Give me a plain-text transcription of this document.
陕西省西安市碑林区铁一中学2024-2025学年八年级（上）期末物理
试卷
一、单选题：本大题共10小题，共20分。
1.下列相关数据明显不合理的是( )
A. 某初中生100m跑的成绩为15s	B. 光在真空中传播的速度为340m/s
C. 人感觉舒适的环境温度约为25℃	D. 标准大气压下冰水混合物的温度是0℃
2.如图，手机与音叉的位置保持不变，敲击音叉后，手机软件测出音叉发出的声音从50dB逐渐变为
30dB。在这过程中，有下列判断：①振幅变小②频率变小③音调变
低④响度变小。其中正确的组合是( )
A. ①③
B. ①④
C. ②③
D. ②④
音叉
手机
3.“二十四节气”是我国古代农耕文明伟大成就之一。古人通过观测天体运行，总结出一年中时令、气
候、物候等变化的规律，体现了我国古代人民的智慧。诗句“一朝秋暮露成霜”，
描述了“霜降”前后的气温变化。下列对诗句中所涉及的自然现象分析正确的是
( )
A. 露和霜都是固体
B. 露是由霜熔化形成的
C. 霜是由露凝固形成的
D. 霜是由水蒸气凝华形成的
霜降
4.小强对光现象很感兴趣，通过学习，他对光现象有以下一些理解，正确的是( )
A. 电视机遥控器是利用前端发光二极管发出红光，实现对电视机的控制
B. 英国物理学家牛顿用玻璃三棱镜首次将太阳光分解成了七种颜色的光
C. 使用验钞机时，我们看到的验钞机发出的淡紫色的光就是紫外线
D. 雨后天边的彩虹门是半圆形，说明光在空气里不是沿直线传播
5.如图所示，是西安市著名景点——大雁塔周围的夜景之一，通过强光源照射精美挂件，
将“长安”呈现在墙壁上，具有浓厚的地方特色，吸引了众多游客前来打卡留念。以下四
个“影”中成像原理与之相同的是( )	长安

● **Given problem**
Restate the whole listing exactly, leaving out nothing.

● **Finished exercise**
Give me a plain-text transcription of this document.
陕西省西安市碑林区铁一中学2024-2025学年八年级（上）期末物理
试卷
一、单选题：本大题共10小题，共20分。
1.下列相关数据明显不合理的是( )
A. 某初中生100m跑的成绩为15s	B. 光在真空中传播的速度为340m/s
C. 人感觉舒适的环境温度约为25℃	D. 标准大气压下冰水混合物的温度是0℃
2.如图，手机与音叉的位置保持不变，敲击音叉后，手机软件测出音叉发出的声音从50dB逐渐变为
30dB。在这过程中，有下列判断：①振幅变小②频率变小③音调变
低④响度变小。其中正确的组合是( )
A. ①③
B. ①④
C. ②③
D. ②④
音叉
手机
3.“二十四节气”是我国古代农耕文明伟大成就之一。古人通过观测天体运行，总结出一年中时令、气
候、物候等变化的规律，体现了我国古代人民的智慧。诗句“一朝秋暮露成霜”，
描述了“霜降”前后的气温变化。下列对诗句中所涉及的自然现象分析正确的是
( )
A. 露和霜都是固体
B. 露是由霜熔化形成的
C. 霜是由露凝固形成的
D. 霜是由水蒸气凝华形成的
霜降
4.小强对光现象很感兴趣，通过学习，他对光现象有以下一些理解，正确的是( )
A. 电视机遥控器是利用前端发光二极管发出红光，实现对电视机的控制
B. 英国物理学家牛顿用玻璃三棱镜首次将太阳光分解成了七种颜色的光
C. 使用验钞机时，我们看到的验钞机发出的淡紫色的光就是紫外线
D. 雨后天边的彩虹门是半圆形，说明光在空气里不是沿直线传播
5.如图所示，是西安市著名景点——大雁塔周围的夜景之一，通过强光源照射精美挂件，
将“长安”呈现在墙壁上，具有浓厚的地方特色，吸引了众多游客前来打卡留念。以下四
个“影”中成像原理与之相同的是( )	长安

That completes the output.